* SUPPLIED ENTRIES

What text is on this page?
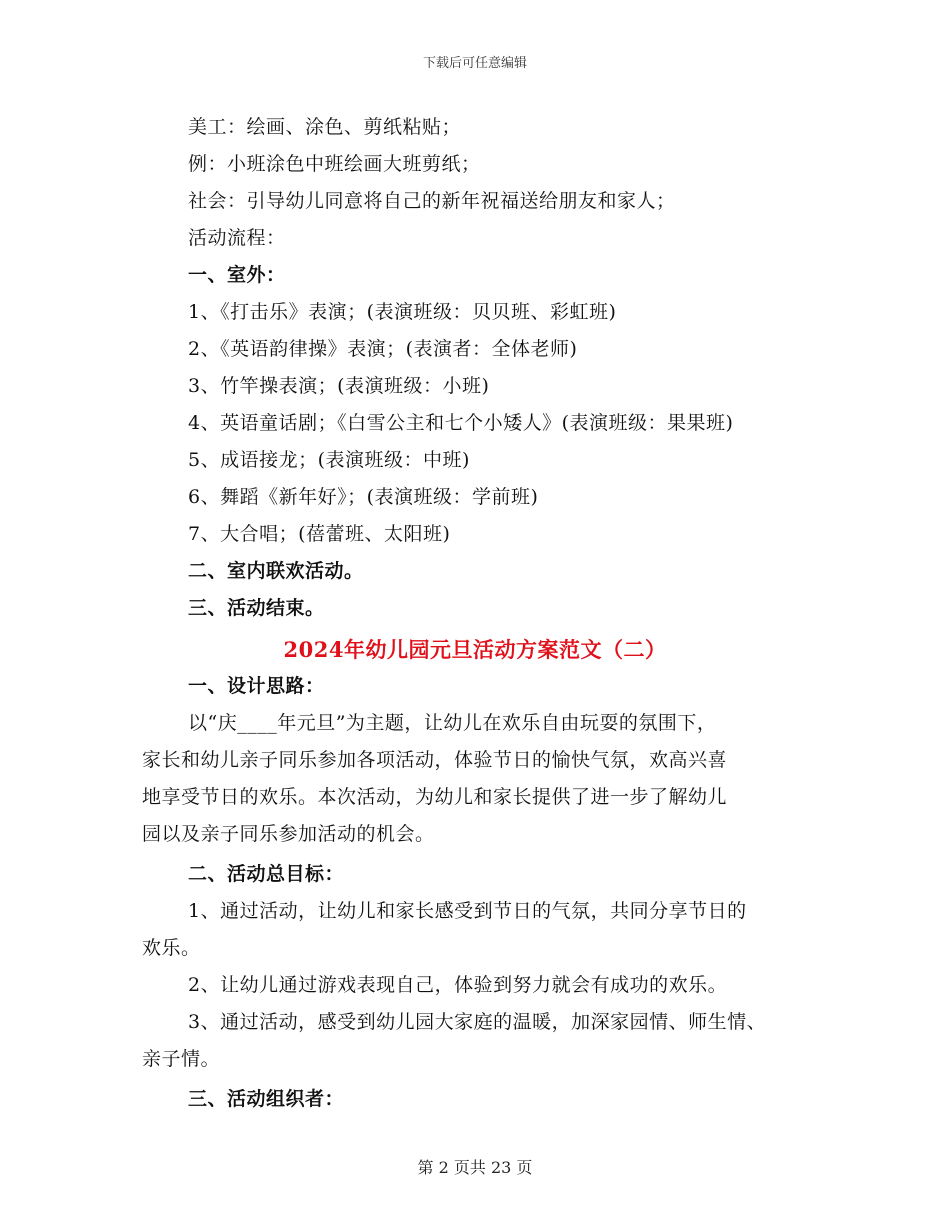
下载后可任意编辑
美工：绘画、涂色、剪纸粘贴；
例：小班涂色中班绘画大班剪纸；
社会：引导幼儿同意将自己的新年祝福送给朋友和家人；
活动流程：
一、室外：
1、《打击乐》表演；(表演班级：贝贝班、彩虹班)
2、《英语韵律操》表演；(表演者：全体老师)
3、竹竿操表演；(表演班级：小班)
4、英语童话剧；《白雪公主和七个小矮人》(表演班级：果果班)
5、成语接龙；(表演班级：中班)
6、舞蹈《新年好》；(表演班级：学前班)
7、大合唱；(蓓蕾班、太阳班)
二、室内联欢活动。
三、活动结束。
2024年幼儿园元旦活动方案范文（二）
一、设计思路：
以“庆____年元旦”为主题，让幼儿在欢乐自由玩耍的氛围下，
家长和幼儿亲子同乐参加各项活动，体验节日的愉快气氛，欢高兴喜
地享受节日的欢乐。本次活动，为幼儿和家长提供了进一步了解幼儿
园以及亲子同乐参加活动的机会。
二、活动总目标：
1、通过活动，让幼儿和家长感受到节日的气氛，共同分享节日的
欢乐。
2、让幼儿通过游戏表现自己，体验到努力就会有成功的欢乐。
3、通过活动，感受到幼儿园大家庭的温暖，加深家园情、师生情、
亲子情。
三、活动组织者：
第 2 页共 23 页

* EXERCISE OBJECTIVE
Scan the entries above and work out how many lines include the word "表演班级"; the reply is that number alone.

* COMPLETED TASK
5